Short exercise:
The records below are to be quoted in full; please keep every word exact.

Stored rows:

....................

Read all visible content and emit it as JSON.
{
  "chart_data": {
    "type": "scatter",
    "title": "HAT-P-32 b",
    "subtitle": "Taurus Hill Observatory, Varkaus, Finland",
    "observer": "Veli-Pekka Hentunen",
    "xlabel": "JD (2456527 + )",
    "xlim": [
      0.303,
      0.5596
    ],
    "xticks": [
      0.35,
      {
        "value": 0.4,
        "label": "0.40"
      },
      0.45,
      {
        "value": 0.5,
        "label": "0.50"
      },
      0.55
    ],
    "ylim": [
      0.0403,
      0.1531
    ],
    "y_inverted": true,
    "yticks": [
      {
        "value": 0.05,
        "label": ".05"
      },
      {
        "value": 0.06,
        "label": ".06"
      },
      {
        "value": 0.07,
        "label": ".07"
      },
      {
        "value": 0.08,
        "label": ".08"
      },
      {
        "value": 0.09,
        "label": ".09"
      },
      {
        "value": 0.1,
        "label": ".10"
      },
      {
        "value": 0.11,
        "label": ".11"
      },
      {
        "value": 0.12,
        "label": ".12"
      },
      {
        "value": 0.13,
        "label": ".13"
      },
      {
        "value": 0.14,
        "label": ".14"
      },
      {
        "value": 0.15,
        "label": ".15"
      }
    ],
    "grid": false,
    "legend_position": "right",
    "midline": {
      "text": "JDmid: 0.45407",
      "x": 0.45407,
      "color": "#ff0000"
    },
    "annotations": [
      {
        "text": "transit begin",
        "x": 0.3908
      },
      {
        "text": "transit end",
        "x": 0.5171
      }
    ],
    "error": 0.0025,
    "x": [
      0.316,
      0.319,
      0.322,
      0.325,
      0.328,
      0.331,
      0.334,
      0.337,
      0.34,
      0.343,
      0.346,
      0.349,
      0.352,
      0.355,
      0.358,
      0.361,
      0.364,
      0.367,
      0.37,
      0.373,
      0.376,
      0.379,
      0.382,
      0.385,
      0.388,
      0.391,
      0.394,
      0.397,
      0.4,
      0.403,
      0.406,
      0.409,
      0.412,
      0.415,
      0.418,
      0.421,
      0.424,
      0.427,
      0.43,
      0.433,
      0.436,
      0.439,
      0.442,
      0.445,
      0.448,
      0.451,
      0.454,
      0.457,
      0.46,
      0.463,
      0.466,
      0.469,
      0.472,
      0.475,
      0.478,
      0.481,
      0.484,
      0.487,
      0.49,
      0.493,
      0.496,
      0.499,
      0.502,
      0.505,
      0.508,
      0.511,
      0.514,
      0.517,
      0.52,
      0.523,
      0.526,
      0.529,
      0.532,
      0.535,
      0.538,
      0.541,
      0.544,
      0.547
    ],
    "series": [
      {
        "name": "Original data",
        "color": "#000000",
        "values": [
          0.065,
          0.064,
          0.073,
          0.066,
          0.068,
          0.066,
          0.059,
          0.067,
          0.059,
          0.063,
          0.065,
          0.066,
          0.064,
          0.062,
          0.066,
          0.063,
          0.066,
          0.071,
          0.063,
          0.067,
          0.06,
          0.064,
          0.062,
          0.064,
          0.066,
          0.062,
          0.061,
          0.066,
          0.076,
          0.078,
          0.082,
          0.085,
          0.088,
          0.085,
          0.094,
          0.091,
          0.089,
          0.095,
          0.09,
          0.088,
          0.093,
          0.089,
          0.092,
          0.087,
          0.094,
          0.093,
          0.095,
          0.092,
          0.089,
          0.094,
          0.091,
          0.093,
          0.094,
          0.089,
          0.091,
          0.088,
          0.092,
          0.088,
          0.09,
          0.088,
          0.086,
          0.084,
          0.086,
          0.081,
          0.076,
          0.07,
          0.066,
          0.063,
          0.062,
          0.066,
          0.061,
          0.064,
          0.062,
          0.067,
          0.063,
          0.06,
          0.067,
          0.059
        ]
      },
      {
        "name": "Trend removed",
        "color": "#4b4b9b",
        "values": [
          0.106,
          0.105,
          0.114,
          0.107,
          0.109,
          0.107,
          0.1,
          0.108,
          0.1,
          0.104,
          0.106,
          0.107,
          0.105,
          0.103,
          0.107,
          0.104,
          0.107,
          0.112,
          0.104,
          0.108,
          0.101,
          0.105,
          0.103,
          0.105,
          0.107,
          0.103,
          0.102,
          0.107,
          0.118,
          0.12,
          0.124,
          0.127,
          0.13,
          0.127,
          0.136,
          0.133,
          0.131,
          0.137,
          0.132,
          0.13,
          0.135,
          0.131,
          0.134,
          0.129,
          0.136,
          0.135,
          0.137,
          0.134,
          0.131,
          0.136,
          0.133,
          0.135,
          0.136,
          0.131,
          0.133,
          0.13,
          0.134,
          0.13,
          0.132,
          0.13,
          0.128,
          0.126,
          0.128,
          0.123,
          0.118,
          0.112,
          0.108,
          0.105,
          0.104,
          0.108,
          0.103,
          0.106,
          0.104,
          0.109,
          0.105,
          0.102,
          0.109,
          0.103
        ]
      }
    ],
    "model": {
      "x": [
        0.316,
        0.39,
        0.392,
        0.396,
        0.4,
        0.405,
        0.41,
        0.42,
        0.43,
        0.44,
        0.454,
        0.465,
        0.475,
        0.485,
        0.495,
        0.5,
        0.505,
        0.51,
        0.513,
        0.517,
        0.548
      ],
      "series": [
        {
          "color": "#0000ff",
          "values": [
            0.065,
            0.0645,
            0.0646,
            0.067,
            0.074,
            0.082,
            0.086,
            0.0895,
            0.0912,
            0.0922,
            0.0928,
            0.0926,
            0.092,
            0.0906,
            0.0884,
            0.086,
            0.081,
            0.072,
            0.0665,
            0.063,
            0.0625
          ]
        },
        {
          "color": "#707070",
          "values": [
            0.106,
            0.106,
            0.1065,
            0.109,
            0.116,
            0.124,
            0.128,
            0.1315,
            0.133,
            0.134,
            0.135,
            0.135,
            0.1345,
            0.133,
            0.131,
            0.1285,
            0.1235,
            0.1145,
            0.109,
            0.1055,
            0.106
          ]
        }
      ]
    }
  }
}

....................

Written response:
Read all visible content and emit it as JSON.
{
  "chart_data": {
    "type": "scatter",
    "title": "HAT-P-32 b",
    "subtitle": "Taurus Hill Observatory, Varkaus, Finland",
    "observer": "Veli-Pekka Hentunen",
    "xlabel": "JD (2456527 + )",
    "xlim": [
      0.303,
      0.5596
    ],
    "xticks": [
      0.35,
      {
        "value": 0.4,
        "label": "0.40"
      },
      0.45,
      {
        "value": 0.5,
        "label": "0.50"
      },
      0.55
    ],
    "ylim": [
      0.0403,
      0.1531
    ],
    "y_inverted": true,
    "yticks": [
      {
        "value": 0.05,
        "label": ".05"
      },
      {
        "value": 0.06,
        "label": ".06"
      },
      {
        "value": 0.07,
        "label": ".07"
      },
      {
        "value": 0.08,
        "label": ".08"
      },
      {
        "value": 0.09,
        "label": ".09"
      },
      {
        "value": 0.1,
        "label": ".10"
      },
      {
        "value": 0.11,
        "label": ".11"
      },
      {
        "value": 0.12,
        "label": ".12"
      },
      {
        "value": 0.13,
        "label": ".13"
      },
      {
        "value": 0.14,
        "label": ".14"
      },
      {
        "value": 0.15,
        "label": ".15"
      }
    ],
    "grid": false,
    "legend_position": "right",
    "midline": {
      "text": "JDmid: 0.45407",
      "x": 0.45407,
      "color": "#ff0000"
    },
    "annotations": [
      {
        "text": "transit begin",
        "x": 0.3908
      },
      {
        "text": "transit end",
        "x": 0.5171
      }
    ],
    "error": 0.0025,
    "x": [
      0.316,
      0.319,
      0.322,
      0.325,
      0.328,
      0.331,
      0.334,
      0.337,
      0.34,
      0.343,
      0.346,
      0.349,
      0.352,
      0.355,
      0.358,
      0.361,
      0.364,
      0.367,
      0.37,
      0.373,
      0.376,
      0.379,
      0.382,
      0.385,
      0.388,
      0.391,
      0.394,
      0.397,
      0.4,
      0.403,
      0.406,
      0.409,
      0.412,
      0.415,
      0.418,
      0.421,
      0.424,
      0.427,
      0.43,
      0.433,
      0.436,
      0.439,
      0.442,
      0.445,
      0.448,
      0.451,
      0.454,
      0.457,
      0.46,
      0.463,
      0.466,
      0.469,
      0.472,
      0.475,
      0.478,
      0.481,
      0.484,
      0.487,
      0.49,
      0.493,
      0.496,
      0.499,
      0.502,
      0.505,
      0.508,
      0.511,
      0.514,
      0.517,
      0.52,
      0.523,
      0.526,
      0.529,
      0.532,
      0.535,
      0.538,
      0.541,
      0.544,
      0.547
    ],
    "series": [
      {
        "name": "Original data",
        "color": "#000000",
        "values": [
          0.065,
          0.064,
          0.073,
          0.066,
          0.068,
          0.066,
          0.059,
          0.067,
          0.059,
          0.063,
          0.065,
          0.066,
          0.064,
          0.062,
          0.066,
          0.063,
          0.066,
          0.071,
          0.063,
          0.067,
          0.06,
          0.064,
          0.062,
          0.064,
          0.066,
          0.062,
          0.061,
          0.066,
          0.076,
          0.078,
          0.082,
          0.085,
          0.088,
          0.085,
          0.094,
          0.091,
          0.089,
          0.095,
          0.09,
          0.088,
          0.093,
          0.089,
          0.092,
          0.087,
          0.094,
          0.093,
          0.095,
          0.092,
          0.089,
          0.094,
          0.091,
          0.093,
          0.094,
          0.089,
          0.091,
          0.088,
          0.092,
          0.088,
          0.09,
          0.088,
          0.086,
          0.084,
          0.086,
          0.081,
          0.076,
          0.07,
          0.066,
          0.063,
          0.062,
          0.066,
          0.061,
          0.064,
          0.062,
          0.067,
          0.063,
          0.06,
          0.067,
          0.059
        ]
      },
      {
        "name": "Trend removed",
        "color": "#4b4b9b",
        "values": [
          0.106,
          0.105,
          0.114,
          0.107,
          0.109,
          0.107,
          0.1,
          0.108,
          0.1,
          0.104,
          0.106,
          0.107,
          0.105,
          0.103,
          0.107,
          0.104,
          0.107,
          0.112,
          0.104,
          0.108,
          0.101,
          0.105,
          0.103,
          0.105,
          0.107,
          0.103,
          0.102,
          0.107,
          0.118,
          0.12,
          0.124,
          0.127,
          0.13,
          0.127,
          0.136,
          0.133,
          0.131,
          0.137,
          0.132,
          0.13,
          0.135,
          0.131,
          0.134,
          0.129,
          0.136,
          0.135,
          0.137,
          0.134,
          0.131,
          0.136,
          0.133,
          0.135,
          0.136,
          0.131,
          0.133,
          0.13,
          0.134,
          0.13,
          0.132,
          0.13,
          0.128,
          0.126,
          0.128,
          0.123,
          0.118,
          0.112,
          0.108,
          0.105,
          0.104,
          0.108,
          0.103,
          0.106,
          0.104,
          0.109,
          0.105,
          0.102,
          0.109,
          0.103
        ]
      }
    ],
    "model": {
      "x": [
        0.316,
        0.39,
        0.392,
        0.396,
        0.4,
        0.405,
        0.41,
        0.42,
        0.43,
        0.44,
        0.454,
        0.465,
        0.475,
        0.485,
        0.495,
        0.5,
        0.505,
        0.51,
        0.513,
        0.517,
        0.548
      ],
      "series": [
        {
          "color": "#0000ff",
          "values": [
            0.065,
            0.0645,
            0.0646,
            0.067,
            0.074,
            0.082,
            0.086,
            0.0895,
            0.0912,
            0.0922,
            0.0928,
            0.0926,
            0.092,
            0.0906,
            0.0884,
            0.086,
            0.081,
            0.072,
            0.0665,
            0.063,
            0.0625
          ]
        },
        {
          "color": "#707070",
          "values": [
            0.106,
            0.106,
            0.1065,
            0.109,
            0.116,
            0.124,
            0.128,
            0.1315,
            0.133,
            0.134,
            0.135,
            0.135,
            0.1345,
            0.133,
            0.131,
            0.1285,
            0.1235,
            0.1145,
            0.109,
            0.1055,
            0.106
          ]
        }
      ]
    }
  }
}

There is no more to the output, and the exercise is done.